▸ RECORDS PROVIDED
########################################
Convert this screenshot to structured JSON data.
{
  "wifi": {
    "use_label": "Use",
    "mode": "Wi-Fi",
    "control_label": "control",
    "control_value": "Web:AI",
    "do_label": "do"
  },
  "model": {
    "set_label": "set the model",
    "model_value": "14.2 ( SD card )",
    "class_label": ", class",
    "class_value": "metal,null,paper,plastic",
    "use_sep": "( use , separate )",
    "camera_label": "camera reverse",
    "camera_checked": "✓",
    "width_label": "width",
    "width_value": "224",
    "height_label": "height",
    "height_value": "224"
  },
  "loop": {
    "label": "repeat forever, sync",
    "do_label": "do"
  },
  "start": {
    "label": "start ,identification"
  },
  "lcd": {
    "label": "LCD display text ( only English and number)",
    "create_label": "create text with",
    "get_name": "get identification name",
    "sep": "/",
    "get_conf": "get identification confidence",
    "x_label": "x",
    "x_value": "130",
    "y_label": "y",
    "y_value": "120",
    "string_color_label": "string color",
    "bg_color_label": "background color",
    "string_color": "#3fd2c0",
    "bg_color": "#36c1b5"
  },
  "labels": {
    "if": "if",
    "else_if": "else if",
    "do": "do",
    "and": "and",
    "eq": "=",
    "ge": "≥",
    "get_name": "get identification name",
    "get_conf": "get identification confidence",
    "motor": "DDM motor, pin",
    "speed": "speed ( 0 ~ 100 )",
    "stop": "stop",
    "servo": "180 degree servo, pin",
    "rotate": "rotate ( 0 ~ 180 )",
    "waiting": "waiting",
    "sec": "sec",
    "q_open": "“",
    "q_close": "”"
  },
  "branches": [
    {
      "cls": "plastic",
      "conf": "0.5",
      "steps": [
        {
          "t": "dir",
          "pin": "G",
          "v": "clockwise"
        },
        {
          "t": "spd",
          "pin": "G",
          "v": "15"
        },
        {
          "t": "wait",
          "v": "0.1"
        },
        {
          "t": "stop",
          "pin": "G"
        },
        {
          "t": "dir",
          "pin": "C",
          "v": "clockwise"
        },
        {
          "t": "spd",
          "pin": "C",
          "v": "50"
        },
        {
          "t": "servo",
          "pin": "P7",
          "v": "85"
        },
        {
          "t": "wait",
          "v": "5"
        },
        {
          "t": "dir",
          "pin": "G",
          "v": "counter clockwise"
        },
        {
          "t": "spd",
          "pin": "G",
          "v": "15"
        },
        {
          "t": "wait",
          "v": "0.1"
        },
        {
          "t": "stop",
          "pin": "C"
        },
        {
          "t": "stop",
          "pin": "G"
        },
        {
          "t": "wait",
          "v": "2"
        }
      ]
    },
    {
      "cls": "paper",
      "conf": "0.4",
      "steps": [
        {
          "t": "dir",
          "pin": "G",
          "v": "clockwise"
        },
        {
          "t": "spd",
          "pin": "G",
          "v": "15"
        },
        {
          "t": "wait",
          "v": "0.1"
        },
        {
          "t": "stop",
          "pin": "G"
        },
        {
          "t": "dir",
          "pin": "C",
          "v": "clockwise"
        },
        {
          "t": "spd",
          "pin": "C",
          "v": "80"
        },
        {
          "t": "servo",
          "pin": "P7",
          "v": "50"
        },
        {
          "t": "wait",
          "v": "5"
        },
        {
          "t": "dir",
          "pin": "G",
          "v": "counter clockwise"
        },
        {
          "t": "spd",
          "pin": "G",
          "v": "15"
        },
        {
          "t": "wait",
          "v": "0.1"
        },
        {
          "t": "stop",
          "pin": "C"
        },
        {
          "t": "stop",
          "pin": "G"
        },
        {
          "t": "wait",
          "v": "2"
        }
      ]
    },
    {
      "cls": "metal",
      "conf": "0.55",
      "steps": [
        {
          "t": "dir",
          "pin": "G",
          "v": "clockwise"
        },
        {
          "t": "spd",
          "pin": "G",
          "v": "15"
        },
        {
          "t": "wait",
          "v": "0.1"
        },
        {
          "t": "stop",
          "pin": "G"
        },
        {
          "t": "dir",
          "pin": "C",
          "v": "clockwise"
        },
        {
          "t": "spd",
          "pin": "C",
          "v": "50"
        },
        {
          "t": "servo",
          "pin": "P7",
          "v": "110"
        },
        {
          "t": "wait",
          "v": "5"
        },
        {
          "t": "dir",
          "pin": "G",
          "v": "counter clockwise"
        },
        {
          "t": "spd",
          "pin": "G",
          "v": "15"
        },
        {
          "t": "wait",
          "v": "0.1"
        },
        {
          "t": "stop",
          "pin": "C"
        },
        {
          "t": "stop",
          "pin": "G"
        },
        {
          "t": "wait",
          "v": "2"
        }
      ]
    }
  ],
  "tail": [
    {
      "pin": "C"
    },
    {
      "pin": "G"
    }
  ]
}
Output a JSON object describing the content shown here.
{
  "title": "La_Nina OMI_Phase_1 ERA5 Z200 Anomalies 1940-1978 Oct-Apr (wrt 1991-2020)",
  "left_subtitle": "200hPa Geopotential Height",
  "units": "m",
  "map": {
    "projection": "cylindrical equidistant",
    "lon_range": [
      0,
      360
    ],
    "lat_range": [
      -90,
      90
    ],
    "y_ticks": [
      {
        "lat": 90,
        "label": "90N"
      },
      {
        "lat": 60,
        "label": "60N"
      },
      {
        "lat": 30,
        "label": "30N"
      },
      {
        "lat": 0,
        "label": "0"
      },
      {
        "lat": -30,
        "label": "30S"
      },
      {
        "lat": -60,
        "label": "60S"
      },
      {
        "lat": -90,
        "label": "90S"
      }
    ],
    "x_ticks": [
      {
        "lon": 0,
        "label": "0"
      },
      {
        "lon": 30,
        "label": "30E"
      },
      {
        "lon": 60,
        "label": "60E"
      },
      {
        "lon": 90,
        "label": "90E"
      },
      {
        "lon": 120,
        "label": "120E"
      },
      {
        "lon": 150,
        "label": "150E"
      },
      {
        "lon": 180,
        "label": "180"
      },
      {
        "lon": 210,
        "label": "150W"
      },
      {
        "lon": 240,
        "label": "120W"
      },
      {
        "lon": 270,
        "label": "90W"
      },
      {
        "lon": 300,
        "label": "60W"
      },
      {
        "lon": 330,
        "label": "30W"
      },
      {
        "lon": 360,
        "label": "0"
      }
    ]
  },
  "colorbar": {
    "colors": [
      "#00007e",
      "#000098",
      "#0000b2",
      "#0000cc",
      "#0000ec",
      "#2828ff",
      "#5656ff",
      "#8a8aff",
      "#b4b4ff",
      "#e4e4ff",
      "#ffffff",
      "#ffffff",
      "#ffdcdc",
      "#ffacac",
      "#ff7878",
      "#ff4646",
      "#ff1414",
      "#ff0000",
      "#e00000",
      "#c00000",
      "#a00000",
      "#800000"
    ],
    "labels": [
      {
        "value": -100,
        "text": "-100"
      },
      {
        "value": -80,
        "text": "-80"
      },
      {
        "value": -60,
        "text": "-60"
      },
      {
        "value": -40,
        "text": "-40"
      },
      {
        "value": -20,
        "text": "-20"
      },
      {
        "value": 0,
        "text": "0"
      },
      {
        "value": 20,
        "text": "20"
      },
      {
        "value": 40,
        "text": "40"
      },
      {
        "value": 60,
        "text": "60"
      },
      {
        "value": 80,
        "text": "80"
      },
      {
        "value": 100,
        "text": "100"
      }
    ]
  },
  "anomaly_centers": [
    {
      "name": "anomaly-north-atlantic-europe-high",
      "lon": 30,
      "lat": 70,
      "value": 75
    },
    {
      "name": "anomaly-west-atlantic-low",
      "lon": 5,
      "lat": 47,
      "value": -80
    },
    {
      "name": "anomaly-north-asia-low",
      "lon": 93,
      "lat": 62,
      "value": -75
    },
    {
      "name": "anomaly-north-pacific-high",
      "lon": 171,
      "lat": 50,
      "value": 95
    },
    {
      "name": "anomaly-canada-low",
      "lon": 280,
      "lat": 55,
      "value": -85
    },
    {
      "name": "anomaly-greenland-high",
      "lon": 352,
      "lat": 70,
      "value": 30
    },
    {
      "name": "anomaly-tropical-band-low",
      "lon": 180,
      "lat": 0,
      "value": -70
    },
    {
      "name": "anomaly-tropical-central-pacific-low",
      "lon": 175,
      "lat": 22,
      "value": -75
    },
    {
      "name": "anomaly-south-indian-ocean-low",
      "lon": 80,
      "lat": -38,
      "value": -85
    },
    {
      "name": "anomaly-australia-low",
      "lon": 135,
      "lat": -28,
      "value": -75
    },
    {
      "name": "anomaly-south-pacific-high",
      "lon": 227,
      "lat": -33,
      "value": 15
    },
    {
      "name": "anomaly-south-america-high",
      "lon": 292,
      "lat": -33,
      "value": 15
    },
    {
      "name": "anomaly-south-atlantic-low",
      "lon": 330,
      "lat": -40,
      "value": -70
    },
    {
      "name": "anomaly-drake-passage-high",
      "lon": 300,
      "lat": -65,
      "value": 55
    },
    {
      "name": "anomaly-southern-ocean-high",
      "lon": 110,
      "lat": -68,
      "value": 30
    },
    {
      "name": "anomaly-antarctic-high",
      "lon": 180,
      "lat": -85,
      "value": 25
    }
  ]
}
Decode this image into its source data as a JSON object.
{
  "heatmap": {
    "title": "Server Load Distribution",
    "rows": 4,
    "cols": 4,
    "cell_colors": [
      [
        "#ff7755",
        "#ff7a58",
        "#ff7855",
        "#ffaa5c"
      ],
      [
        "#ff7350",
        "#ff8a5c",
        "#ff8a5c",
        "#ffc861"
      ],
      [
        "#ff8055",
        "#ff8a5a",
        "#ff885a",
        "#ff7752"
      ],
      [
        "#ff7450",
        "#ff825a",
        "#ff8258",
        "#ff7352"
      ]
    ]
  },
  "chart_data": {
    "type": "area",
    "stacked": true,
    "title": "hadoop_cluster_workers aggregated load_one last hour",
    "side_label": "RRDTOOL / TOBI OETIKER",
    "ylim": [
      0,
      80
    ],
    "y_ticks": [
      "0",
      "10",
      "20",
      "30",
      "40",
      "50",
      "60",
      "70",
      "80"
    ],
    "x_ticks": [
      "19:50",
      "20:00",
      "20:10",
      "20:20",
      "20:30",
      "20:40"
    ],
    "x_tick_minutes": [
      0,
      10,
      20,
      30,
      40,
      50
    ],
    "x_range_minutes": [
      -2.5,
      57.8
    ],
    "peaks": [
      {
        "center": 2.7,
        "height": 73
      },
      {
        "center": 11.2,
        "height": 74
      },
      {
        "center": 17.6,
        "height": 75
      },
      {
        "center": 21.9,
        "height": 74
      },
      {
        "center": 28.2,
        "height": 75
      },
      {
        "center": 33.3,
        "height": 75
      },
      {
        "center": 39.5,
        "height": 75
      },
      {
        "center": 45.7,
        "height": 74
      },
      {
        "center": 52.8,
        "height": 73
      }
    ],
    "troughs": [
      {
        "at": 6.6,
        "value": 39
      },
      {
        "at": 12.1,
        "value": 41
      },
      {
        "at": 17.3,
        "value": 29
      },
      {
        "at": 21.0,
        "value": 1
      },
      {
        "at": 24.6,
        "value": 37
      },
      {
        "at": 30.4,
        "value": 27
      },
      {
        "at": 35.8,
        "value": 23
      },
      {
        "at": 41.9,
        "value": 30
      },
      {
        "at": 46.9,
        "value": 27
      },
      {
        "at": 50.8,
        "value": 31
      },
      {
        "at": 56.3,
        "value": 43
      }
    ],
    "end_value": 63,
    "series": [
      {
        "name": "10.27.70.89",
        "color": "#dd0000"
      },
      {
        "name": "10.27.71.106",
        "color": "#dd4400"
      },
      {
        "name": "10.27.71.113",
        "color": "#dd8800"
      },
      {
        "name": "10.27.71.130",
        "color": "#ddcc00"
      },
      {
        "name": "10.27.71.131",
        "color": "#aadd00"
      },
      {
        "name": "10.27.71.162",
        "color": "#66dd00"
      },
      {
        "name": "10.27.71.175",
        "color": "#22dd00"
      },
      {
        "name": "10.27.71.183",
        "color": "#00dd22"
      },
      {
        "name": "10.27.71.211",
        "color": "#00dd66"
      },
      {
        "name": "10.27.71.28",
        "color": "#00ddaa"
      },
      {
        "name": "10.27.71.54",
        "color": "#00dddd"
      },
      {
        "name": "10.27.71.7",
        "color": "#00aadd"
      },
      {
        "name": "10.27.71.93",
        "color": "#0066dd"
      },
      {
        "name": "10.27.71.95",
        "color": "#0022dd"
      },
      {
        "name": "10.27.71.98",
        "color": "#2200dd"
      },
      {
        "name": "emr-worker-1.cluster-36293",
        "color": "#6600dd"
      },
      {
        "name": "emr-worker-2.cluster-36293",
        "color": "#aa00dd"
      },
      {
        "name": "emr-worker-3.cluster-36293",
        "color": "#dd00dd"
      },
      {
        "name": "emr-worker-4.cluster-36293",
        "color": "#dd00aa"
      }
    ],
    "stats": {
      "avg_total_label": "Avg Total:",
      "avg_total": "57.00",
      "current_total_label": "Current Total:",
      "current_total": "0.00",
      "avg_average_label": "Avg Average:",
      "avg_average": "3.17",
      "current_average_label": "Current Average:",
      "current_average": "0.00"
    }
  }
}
########################################
▸ PROBLEM TO SOLVE
Return each line in the records that holds the string "north".

▸ REPLY
      "name": "anomaly-north-atlantic-europe-high",
      "name": "anomaly-north-asia-low",
      "name": "anomaly-north-pacific-high",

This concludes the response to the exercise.